• Stored data
***

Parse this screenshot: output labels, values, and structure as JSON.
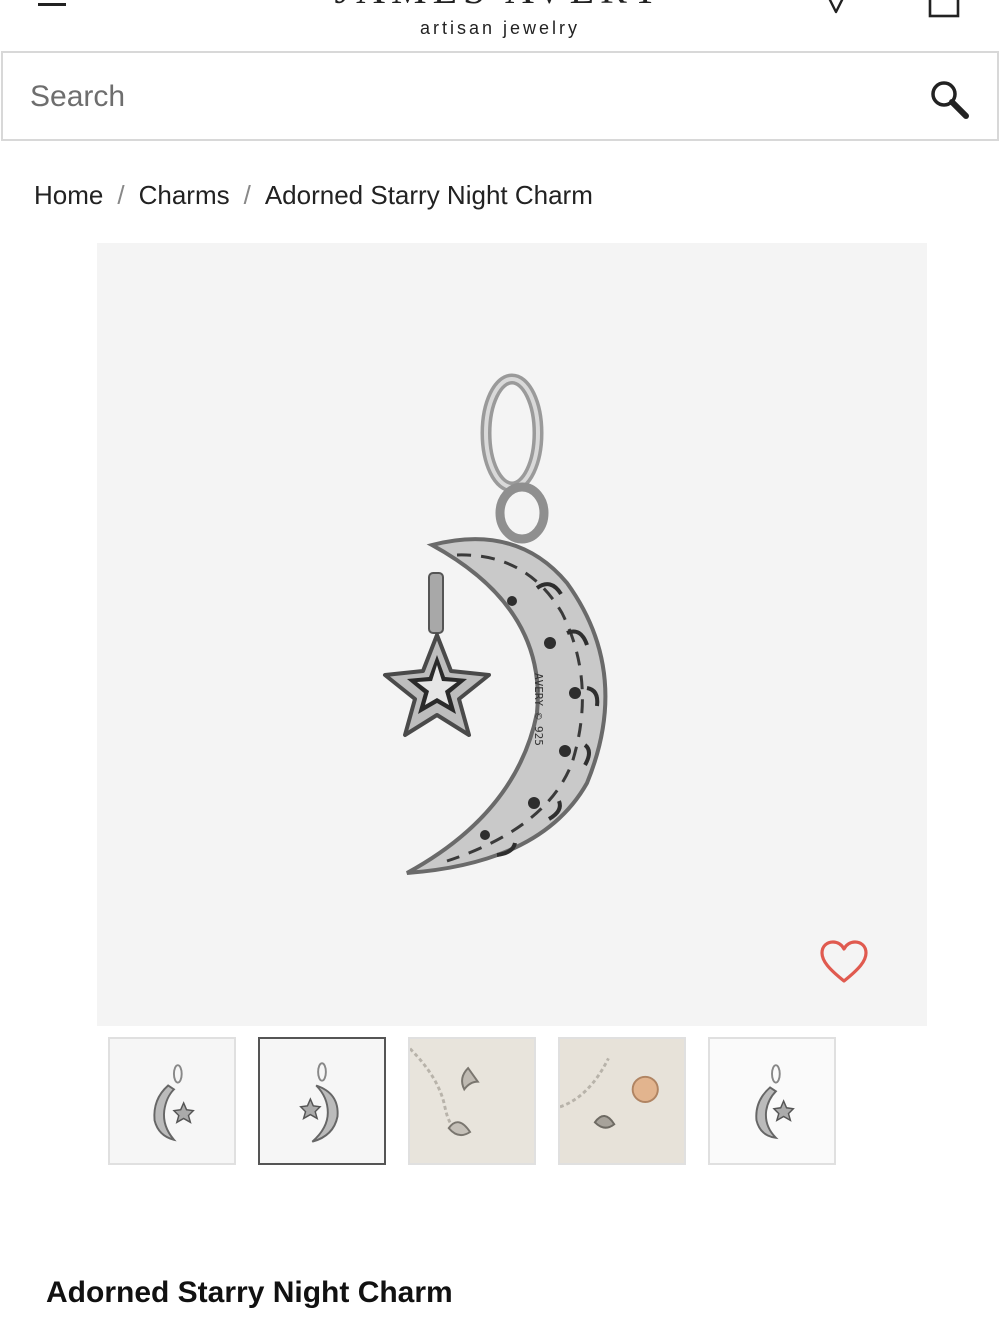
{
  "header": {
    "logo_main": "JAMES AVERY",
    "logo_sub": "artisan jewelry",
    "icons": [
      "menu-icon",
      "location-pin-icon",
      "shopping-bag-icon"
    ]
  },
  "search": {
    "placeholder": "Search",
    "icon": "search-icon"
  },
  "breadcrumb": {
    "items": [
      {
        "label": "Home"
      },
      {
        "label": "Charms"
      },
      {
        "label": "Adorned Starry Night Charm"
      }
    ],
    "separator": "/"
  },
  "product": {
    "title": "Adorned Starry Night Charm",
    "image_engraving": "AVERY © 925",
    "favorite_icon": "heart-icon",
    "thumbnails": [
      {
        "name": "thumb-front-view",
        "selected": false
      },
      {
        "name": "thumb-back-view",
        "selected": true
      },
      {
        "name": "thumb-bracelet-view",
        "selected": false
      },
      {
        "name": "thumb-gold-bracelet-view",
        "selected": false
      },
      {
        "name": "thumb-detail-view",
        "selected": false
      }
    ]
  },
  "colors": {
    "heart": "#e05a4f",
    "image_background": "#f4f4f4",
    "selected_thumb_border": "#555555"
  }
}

***

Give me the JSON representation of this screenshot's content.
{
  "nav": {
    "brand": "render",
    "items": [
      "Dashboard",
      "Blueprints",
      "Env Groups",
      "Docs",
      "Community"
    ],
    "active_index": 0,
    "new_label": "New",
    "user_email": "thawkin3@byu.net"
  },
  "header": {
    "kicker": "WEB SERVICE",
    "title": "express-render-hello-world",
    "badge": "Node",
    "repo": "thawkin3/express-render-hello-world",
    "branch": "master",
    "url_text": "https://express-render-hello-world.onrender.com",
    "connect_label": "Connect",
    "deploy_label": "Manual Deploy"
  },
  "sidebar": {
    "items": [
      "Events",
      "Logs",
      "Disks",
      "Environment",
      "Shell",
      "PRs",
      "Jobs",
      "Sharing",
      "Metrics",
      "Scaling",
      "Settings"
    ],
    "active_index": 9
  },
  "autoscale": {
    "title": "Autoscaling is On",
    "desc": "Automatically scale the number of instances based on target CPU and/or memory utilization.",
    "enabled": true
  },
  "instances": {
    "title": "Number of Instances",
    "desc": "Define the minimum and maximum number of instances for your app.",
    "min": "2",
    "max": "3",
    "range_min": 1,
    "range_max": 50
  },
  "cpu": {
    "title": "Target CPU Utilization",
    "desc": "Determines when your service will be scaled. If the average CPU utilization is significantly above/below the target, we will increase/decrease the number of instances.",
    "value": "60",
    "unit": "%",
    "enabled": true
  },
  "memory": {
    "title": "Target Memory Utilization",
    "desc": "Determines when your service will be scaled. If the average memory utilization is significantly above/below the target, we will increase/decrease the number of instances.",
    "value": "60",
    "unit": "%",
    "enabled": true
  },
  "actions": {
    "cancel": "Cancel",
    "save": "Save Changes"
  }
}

***

• Job
Where a line contains "render", copy that line.

• Worked answer
    "brand": "render",
    "title": "express-render-hello-world",
    "repo": "thawkin3/express-render-hello-world",
    "url_text": "https://express-render-hello-world.onrender.com",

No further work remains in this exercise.